◆ **THE PROBLEM**:
Make an exact copy of all the material below, apart from the pictures.

◆ **EXERCISE MATERIALS**:
════

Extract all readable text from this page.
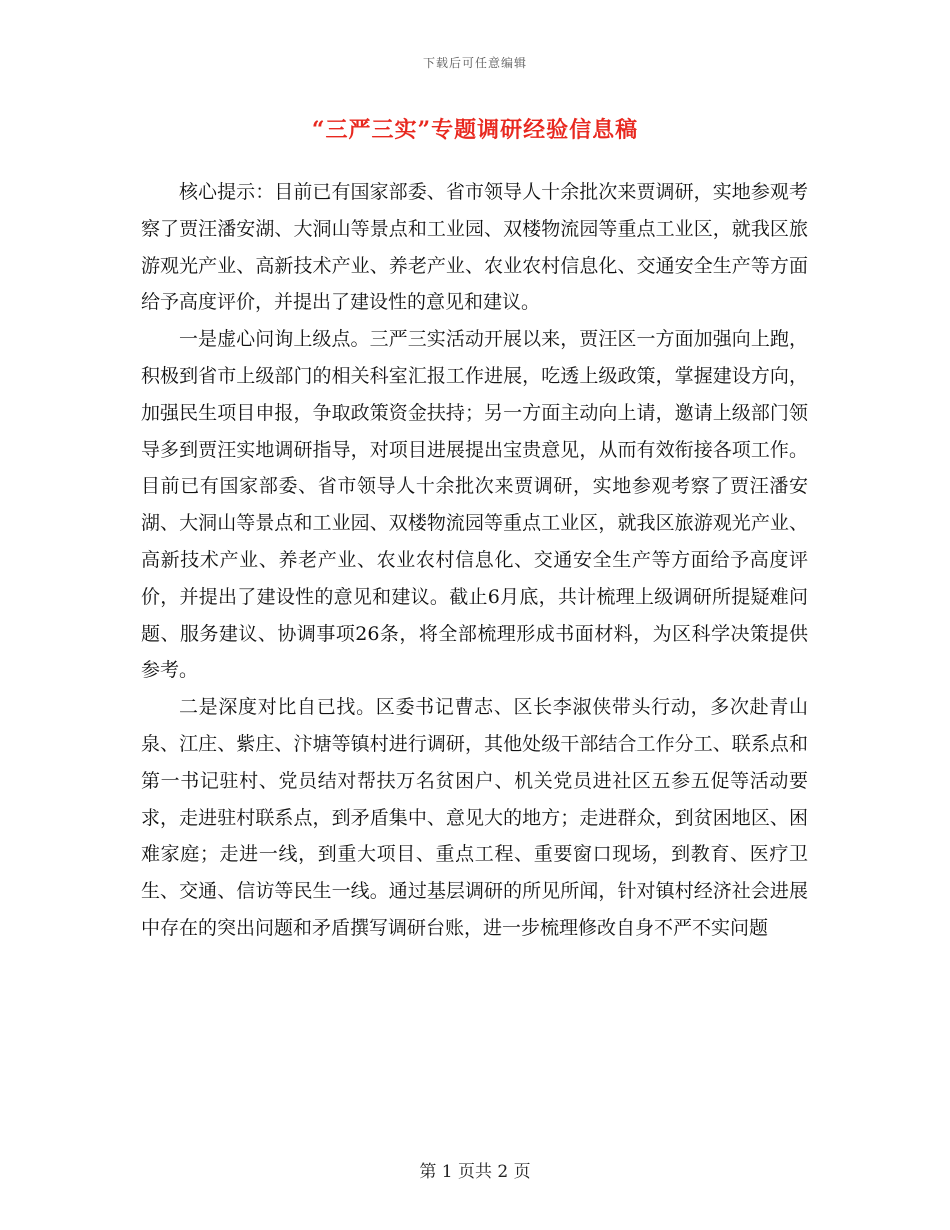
下载后可任意编辑
“三严三实”专题调研经验信息稿

核心提示：目前已有国家部委、省市领导人十余批次来贾调研，实地参观考察了贾汪潘安湖、大洞山等景点和工业园、双楼物流园等重点工业区，就我区旅游观光产业、高新技术产业、养老产业、农业农村信息化、交通安全生产等方面给予高度评价，并提出了建设性的意见和建议。

一是虚心问询上级点。三严三实活动开展以来，贾汪区一方面加强向上跑，积极到省市上级部门的相关科室汇报工作进展，吃透上级政策，掌握建设方向，加强民生项目申报，争取政策资金扶持；另一方面主动向上请，邀请上级部门领导多到贾汪实地调研指导，对项目进展提出宝贵意见，从而有效衔接各项工作。目前已有国家部委、省市领导人十余批次来贾调研，实地参观考察了贾汪潘安湖、大洞山等景点和工业园、双楼物流园等重点工业区，就我区旅游观光产业、高新技术产业、养老产业、农业农村信息化、交通安全生产等方面给予高度评价，并提出了建设性的意见和建议。截止6月底，共计梳理上级调研所提疑难问题、服务建议、协调事项26条，将全部梳理形成书面材料，为区科学决策提供参考。

二是深度对比自已找。区委书记曹志、区长李淑侠带头行动，多次赴青山泉、江庄、紫庄、汴塘等镇村进行调研，其他处级干部结合工作分工、联系点和第一书记驻村、党员结对帮扶万名贫困户、机关党员进社区五参五促等活动要求，走进驻村联系点，到矛盾集中、意见大的地方；走进群众，到贫困地区、困难家庭；走进一线，到重大项目、重点工程、重要窗口现场，到教育、医疗卫生、交通、信访等民生一线。通过基层调研的所见所闻，针对镇村经济社会进展中存在的突出问题和矛盾撰写调研台账，进一步梳理修改自身不严不实问题

第 1 页共 2 页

════

◆ **REPLY**:
Extract all readable text from this page.
下载后可任意编辑
“三严三实”专题调研经验信息稿

核心提示：目前已有国家部委、省市领导人十余批次来贾调研，实地参观考察了贾汪潘安湖、大洞山等景点和工业园、双楼物流园等重点工业区，就我区旅游观光产业、高新技术产业、养老产业、农业农村信息化、交通安全生产等方面给予高度评价，并提出了建设性的意见和建议。

一是虚心问询上级点。三严三实活动开展以来，贾汪区一方面加强向上跑，积极到省市上级部门的相关科室汇报工作进展，吃透上级政策，掌握建设方向，加强民生项目申报，争取政策资金扶持；另一方面主动向上请，邀请上级部门领导多到贾汪实地调研指导，对项目进展提出宝贵意见，从而有效衔接各项工作。目前已有国家部委、省市领导人十余批次来贾调研，实地参观考察了贾汪潘安湖、大洞山等景点和工业园、双楼物流园等重点工业区，就我区旅游观光产业、高新技术产业、养老产业、农业农村信息化、交通安全生产等方面给予高度评价，并提出了建设性的意见和建议。截止6月底，共计梳理上级调研所提疑难问题、服务建议、协调事项26条，将全部梳理形成书面材料，为区科学决策提供参考。

二是深度对比自已找。区委书记曹志、区长李淑侠带头行动，多次赴青山泉、江庄、紫庄、汴塘等镇村进行调研，其他处级干部结合工作分工、联系点和第一书记驻村、党员结对帮扶万名贫困户、机关党员进社区五参五促等活动要求，走进驻村联系点，到矛盾集中、意见大的地方；走进群众，到贫困地区、困难家庭；走进一线，到重大项目、重点工程、重要窗口现场，到教育、医疗卫生、交通、信访等民生一线。通过基层调研的所见所闻，针对镇村经济社会进展中存在的突出问题和矛盾撰写调研台账，进一步梳理修改自身不严不实问题

第 1 页共 2 页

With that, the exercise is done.